- [What to do]: Say how many lines hold the string "with", and nothing more.

[Begin Supplied records]

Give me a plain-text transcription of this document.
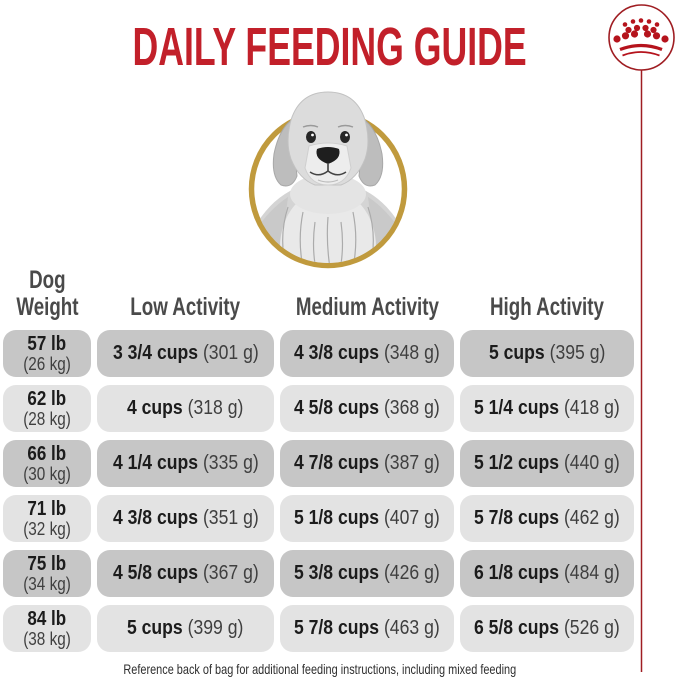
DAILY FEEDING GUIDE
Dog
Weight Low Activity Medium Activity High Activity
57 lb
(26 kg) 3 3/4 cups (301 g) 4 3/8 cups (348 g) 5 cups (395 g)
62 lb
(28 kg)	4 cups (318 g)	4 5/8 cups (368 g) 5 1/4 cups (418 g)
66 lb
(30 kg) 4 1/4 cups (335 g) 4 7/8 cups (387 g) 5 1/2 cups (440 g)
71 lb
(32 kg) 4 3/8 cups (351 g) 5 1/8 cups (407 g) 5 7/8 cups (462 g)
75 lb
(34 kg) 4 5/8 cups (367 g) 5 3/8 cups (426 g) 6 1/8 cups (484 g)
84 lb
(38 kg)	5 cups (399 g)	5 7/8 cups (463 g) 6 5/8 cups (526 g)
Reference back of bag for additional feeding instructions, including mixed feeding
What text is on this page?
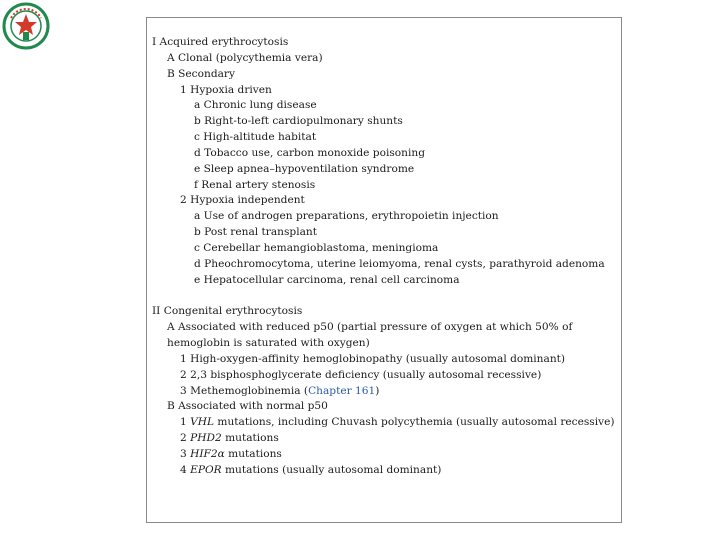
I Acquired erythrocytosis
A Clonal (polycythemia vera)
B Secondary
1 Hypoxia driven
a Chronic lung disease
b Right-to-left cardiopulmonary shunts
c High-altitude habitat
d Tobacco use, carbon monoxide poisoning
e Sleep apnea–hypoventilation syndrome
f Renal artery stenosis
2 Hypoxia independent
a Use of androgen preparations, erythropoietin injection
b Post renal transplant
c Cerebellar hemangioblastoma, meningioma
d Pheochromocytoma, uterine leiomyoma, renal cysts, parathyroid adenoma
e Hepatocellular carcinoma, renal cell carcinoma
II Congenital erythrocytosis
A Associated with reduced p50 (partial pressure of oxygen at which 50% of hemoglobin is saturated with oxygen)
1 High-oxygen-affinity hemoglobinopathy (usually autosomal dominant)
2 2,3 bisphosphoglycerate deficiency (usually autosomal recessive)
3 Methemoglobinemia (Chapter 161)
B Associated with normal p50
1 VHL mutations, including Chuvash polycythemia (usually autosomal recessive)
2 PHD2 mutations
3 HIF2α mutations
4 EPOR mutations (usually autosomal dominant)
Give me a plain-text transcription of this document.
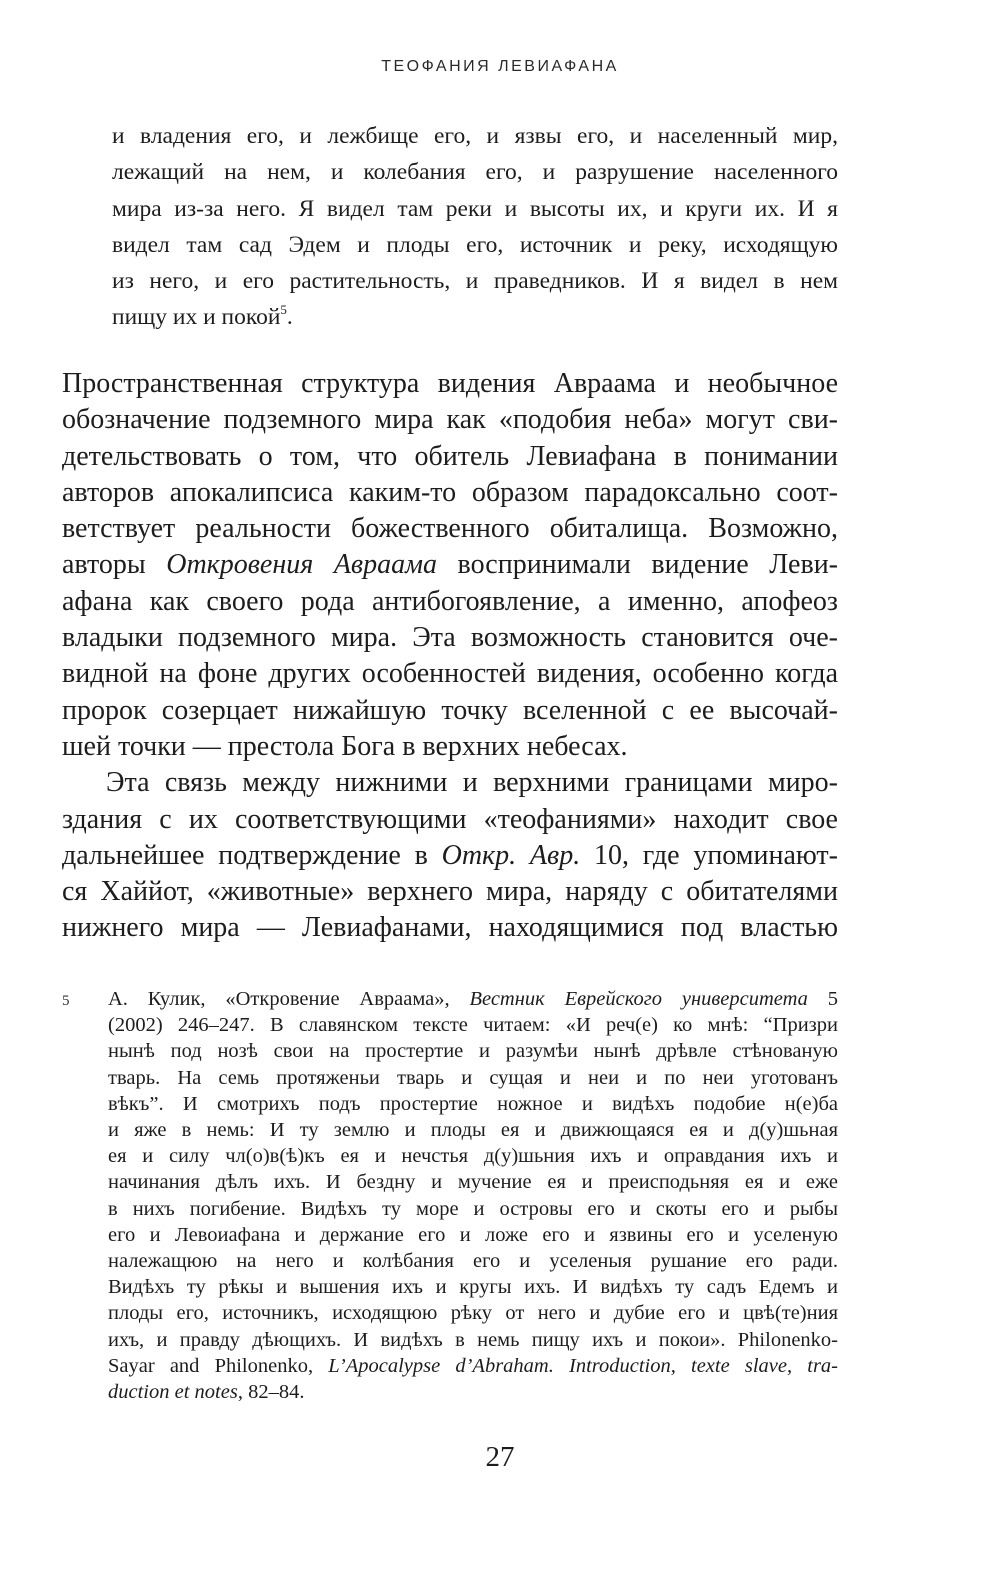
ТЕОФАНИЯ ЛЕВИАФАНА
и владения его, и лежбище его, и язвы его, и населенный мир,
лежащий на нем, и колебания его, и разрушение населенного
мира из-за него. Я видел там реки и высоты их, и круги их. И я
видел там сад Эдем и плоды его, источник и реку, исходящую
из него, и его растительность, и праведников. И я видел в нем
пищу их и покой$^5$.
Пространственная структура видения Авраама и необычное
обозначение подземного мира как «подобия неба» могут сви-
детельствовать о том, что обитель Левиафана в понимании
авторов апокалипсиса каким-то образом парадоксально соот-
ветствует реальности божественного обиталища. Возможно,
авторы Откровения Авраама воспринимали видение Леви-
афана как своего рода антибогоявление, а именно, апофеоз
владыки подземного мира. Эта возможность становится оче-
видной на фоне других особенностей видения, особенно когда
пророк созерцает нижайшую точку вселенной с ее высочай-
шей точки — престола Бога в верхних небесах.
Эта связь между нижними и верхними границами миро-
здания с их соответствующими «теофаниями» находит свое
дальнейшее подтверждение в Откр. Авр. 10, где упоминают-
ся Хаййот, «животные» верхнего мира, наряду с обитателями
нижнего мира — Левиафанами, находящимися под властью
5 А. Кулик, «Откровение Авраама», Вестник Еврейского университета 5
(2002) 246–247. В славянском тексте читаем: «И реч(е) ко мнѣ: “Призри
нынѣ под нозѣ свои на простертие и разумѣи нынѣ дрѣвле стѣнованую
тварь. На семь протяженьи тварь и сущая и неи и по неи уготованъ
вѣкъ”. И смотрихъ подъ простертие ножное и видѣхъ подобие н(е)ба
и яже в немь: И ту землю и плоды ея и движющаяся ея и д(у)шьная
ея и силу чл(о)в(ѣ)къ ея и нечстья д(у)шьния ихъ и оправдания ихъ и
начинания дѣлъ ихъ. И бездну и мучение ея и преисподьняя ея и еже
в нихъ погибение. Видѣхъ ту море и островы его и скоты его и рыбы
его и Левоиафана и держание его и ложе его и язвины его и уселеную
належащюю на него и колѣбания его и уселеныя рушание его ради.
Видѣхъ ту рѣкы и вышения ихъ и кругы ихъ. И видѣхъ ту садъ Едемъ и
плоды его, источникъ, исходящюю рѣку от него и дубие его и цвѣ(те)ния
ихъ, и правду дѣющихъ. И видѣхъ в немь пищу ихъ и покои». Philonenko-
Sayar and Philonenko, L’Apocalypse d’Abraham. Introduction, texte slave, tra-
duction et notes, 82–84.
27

[End Supplied records]

- [Problem solution]: 2